(Stored dataset entries)
▽

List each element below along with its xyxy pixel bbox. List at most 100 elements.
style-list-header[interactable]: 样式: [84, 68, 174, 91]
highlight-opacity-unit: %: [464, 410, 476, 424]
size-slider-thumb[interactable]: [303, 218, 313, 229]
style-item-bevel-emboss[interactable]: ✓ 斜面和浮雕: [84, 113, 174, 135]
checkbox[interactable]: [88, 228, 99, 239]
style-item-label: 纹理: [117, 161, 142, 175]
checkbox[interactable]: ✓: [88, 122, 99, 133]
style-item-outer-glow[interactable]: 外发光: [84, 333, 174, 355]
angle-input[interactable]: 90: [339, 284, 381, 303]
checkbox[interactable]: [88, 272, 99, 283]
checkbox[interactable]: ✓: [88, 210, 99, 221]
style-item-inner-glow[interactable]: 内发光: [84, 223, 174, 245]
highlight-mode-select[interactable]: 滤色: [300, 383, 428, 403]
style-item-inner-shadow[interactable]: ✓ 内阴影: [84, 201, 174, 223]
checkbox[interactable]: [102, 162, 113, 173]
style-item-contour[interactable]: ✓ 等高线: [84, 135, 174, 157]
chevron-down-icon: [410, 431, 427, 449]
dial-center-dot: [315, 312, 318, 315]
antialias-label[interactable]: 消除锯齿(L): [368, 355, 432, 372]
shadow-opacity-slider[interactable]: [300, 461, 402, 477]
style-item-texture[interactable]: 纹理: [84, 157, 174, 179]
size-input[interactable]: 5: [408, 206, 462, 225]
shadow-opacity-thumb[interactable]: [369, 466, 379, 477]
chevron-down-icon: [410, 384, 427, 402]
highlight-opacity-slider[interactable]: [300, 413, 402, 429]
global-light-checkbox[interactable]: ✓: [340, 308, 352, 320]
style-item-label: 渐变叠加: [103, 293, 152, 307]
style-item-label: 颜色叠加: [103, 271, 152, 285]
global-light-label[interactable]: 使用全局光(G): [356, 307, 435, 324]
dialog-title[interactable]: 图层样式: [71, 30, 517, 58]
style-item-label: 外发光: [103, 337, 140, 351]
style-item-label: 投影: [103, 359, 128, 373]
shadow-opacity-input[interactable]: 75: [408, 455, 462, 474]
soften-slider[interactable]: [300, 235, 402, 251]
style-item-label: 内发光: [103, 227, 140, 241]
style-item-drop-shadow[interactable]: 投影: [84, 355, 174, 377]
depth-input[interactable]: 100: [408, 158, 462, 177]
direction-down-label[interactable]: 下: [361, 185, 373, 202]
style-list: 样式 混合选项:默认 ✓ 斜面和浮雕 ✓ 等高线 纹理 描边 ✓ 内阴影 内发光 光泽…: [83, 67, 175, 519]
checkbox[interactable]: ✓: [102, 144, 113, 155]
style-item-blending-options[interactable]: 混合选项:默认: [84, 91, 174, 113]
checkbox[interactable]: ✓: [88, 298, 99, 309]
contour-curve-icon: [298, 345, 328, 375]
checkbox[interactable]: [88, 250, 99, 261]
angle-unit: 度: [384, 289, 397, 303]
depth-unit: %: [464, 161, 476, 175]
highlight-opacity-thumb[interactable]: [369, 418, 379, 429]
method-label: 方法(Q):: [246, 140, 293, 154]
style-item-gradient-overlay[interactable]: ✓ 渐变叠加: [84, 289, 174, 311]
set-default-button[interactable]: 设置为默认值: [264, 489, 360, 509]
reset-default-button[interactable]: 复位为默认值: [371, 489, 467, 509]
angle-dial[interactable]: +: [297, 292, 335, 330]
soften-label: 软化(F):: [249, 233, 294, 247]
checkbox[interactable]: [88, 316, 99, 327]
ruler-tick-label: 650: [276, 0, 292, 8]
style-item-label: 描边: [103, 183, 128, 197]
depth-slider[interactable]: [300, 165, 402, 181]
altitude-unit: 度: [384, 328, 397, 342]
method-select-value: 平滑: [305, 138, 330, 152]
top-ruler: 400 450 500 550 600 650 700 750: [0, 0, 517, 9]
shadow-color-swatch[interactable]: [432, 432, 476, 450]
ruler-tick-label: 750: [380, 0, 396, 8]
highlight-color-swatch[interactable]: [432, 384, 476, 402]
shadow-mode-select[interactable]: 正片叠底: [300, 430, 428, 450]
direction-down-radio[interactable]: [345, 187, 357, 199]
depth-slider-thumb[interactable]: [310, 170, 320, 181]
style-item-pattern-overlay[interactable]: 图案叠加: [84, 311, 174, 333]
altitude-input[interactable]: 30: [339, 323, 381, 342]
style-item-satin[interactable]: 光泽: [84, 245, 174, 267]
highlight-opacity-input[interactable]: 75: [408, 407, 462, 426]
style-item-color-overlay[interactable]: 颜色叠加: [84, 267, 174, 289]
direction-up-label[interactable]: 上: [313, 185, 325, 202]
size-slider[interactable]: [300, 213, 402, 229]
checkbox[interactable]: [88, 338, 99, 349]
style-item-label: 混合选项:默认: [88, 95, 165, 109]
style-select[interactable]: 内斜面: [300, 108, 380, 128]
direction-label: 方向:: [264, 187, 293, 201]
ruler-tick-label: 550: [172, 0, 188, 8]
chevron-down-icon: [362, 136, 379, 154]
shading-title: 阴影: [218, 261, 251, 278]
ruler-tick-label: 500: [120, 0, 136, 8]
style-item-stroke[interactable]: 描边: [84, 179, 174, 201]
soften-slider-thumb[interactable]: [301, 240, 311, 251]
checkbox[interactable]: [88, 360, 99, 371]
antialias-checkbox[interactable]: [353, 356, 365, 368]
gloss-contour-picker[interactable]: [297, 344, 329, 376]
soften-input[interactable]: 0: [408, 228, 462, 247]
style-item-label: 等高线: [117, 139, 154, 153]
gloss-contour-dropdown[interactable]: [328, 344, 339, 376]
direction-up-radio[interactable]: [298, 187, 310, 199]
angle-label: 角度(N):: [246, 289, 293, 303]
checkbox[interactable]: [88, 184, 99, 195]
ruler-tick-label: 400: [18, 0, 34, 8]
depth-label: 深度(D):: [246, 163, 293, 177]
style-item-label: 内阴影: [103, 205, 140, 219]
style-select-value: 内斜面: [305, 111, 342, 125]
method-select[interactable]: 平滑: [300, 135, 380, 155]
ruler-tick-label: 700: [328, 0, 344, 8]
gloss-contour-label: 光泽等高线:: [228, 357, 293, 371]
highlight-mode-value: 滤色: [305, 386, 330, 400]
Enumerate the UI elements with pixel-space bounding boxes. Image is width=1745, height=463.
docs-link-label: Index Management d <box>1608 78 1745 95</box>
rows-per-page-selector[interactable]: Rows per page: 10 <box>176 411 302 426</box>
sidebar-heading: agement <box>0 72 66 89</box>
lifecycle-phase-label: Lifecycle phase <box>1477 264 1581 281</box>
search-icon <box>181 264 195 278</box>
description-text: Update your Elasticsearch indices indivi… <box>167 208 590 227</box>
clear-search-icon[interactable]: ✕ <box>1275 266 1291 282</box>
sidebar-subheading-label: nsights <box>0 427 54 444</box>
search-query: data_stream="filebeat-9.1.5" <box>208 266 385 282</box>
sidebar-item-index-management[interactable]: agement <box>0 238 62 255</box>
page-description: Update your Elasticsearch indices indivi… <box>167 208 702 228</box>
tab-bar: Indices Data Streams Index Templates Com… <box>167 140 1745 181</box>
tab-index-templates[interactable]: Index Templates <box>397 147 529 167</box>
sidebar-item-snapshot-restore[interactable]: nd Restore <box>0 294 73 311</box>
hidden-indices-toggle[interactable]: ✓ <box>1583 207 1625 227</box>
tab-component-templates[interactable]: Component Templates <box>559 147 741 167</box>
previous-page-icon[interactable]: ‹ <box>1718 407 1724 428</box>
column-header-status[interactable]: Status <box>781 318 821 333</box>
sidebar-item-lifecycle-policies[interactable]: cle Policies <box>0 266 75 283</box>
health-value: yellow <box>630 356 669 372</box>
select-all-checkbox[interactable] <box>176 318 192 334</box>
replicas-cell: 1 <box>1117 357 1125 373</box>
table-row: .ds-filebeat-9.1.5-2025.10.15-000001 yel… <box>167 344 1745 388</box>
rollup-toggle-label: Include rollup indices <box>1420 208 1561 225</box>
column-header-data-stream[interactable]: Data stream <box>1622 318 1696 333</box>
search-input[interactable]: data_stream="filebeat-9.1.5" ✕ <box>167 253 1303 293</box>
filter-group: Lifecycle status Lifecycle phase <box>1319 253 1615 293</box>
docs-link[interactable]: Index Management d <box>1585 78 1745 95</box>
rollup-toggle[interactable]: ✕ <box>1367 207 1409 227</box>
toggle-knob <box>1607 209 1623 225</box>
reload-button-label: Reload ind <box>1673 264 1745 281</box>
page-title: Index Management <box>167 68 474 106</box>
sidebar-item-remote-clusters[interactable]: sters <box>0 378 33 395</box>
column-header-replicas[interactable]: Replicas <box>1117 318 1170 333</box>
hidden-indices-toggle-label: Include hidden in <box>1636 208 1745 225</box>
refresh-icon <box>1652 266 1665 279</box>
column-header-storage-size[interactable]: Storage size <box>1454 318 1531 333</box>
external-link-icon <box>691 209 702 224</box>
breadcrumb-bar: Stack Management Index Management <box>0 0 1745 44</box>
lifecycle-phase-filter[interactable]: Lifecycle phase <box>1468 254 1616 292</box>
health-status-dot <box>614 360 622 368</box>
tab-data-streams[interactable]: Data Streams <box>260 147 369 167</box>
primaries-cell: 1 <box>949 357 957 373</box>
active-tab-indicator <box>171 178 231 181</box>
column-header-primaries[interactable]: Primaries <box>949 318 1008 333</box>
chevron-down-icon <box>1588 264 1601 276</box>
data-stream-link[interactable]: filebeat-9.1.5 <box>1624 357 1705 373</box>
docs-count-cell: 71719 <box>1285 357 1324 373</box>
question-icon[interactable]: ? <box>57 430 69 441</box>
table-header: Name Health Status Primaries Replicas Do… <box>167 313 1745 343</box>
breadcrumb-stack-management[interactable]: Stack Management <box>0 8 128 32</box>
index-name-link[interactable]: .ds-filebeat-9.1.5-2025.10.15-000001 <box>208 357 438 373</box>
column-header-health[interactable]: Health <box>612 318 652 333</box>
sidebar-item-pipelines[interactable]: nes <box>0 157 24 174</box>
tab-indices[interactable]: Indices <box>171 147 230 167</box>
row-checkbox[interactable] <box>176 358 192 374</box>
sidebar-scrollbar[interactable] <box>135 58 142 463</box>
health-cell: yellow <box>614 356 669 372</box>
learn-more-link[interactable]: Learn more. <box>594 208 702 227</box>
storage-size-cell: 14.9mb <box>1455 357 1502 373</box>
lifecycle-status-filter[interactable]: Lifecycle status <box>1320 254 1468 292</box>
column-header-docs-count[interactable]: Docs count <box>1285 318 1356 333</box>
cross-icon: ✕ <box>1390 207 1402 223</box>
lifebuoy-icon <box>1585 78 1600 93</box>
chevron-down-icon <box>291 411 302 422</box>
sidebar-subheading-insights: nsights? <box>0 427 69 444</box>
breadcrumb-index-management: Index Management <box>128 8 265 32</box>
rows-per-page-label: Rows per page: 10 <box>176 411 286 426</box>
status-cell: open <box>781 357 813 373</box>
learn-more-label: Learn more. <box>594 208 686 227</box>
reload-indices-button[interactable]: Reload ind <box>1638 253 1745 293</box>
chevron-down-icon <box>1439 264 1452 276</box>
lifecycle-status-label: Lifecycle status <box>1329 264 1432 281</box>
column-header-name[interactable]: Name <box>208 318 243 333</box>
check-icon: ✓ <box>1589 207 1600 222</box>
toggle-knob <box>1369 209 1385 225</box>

△

> **REQUIREMENTS**:
Copy the entries word for word, starting at the beginning of the entries and ending at the line that contains "dial-center-dot: [315, 312, 318, 315]", including both.

> **COMPLETED EXERCISE**:
List each element below along with its xyxy pixel bbox. List at most 100 elements.
style-list-header[interactable]: 样式: [84, 68, 174, 91]
highlight-opacity-unit: %: [464, 410, 476, 424]
size-slider-thumb[interactable]: [303, 218, 313, 229]
style-item-bevel-emboss[interactable]: ✓ 斜面和浮雕: [84, 113, 174, 135]
checkbox[interactable]: [88, 228, 99, 239]
style-item-label: 纹理: [117, 161, 142, 175]
checkbox[interactable]: ✓: [88, 122, 99, 133]
style-item-outer-glow[interactable]: 外发光: [84, 333, 174, 355]
angle-input[interactable]: 90: [339, 284, 381, 303]
checkbox[interactable]: [88, 272, 99, 283]
checkbox[interactable]: ✓: [88, 210, 99, 221]
style-item-inner-glow[interactable]: 内发光: [84, 223, 174, 245]
highlight-mode-select[interactable]: 滤色: [300, 383, 428, 403]
style-item-inner-shadow[interactable]: ✓ 内阴影: [84, 201, 174, 223]
checkbox[interactable]: [102, 162, 113, 173]
style-item-contour[interactable]: ✓ 等高线: [84, 135, 174, 157]
chevron-down-icon: [410, 431, 427, 449]
dial-center-dot: [315, 312, 318, 315]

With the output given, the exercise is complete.